------ Raw records

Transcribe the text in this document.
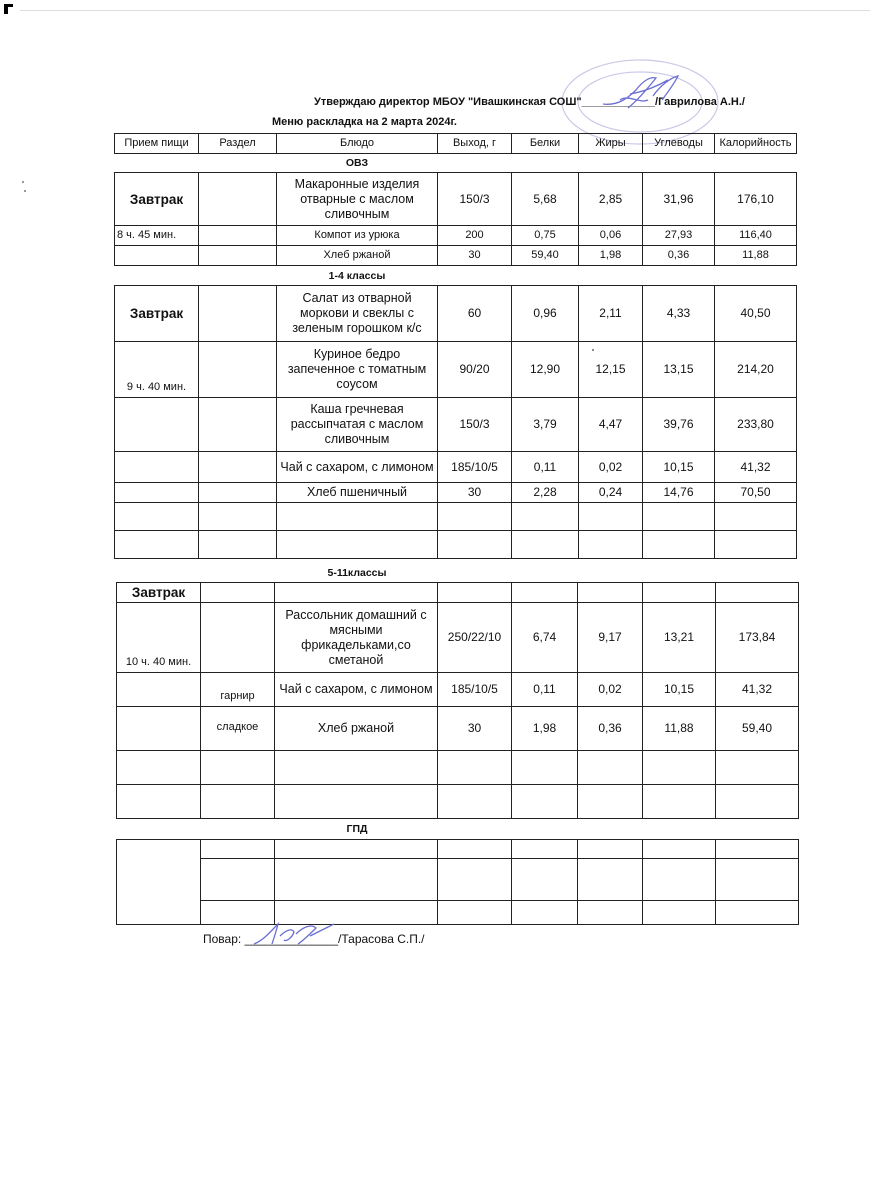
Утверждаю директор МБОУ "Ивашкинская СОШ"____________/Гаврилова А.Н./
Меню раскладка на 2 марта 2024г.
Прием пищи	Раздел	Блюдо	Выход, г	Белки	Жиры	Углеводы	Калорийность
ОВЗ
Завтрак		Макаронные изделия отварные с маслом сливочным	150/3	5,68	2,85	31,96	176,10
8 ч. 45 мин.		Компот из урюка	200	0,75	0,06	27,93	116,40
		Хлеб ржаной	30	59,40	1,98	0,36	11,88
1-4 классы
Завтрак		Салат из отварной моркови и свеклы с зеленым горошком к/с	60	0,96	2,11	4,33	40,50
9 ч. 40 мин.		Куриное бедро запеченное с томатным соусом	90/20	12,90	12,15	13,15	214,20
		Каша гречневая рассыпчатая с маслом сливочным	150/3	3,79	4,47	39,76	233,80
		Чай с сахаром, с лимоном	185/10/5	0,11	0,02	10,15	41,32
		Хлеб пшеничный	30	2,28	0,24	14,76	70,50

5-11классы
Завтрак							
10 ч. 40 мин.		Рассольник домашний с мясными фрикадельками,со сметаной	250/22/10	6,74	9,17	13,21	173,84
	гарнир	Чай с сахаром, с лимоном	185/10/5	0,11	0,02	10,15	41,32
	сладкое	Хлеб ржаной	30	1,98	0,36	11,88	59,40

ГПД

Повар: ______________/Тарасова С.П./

------------
------ Raw records

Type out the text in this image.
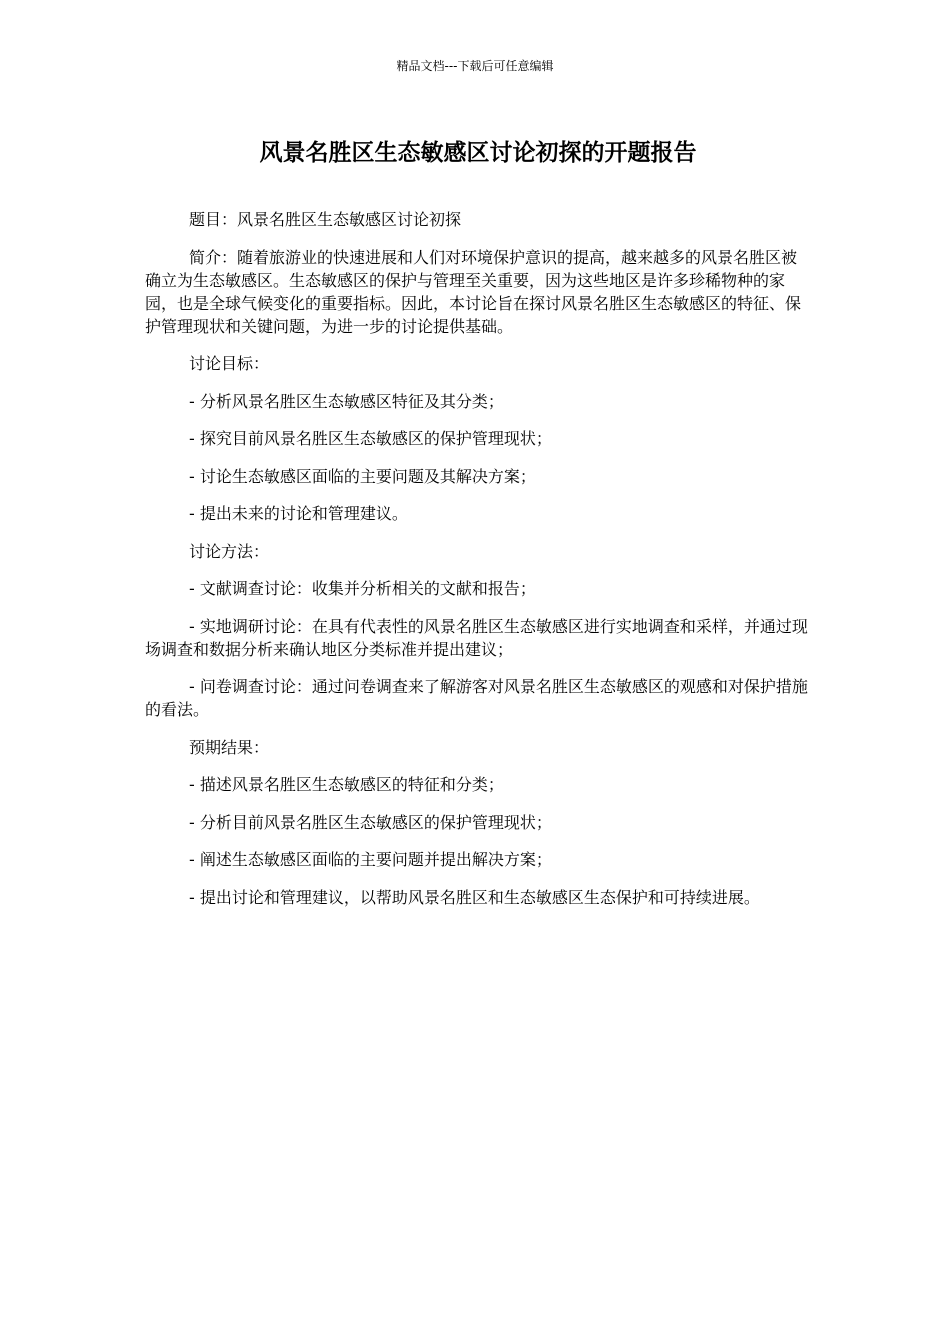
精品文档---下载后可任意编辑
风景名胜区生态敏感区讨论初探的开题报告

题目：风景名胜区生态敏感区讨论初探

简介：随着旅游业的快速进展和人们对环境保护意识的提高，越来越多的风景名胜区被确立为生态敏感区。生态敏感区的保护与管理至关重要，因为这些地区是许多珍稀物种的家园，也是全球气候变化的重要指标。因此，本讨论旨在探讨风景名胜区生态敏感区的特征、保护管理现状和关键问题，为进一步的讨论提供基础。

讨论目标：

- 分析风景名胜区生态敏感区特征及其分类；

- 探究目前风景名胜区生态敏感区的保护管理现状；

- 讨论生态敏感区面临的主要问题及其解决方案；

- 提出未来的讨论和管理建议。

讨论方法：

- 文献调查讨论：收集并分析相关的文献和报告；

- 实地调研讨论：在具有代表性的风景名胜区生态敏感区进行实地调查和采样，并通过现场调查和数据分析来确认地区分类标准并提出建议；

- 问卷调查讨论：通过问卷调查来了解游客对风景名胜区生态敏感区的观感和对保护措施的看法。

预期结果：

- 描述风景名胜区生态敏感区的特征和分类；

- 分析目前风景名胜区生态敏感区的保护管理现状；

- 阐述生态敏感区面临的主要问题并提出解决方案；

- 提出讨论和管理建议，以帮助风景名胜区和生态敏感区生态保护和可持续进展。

------------

» Problem to solve
Scan the listing above for the word "Хлеб" and copy every line that holds it.

» Finished exercise
		Хлеб ржаной	30	59,40	1,98	0,36	11,88
		Хлеб пшеничный	30	2,28	0,24	14,76	70,50
	сладкое	Хлеб ржаной	30	1,98	0,36	11,88	59,40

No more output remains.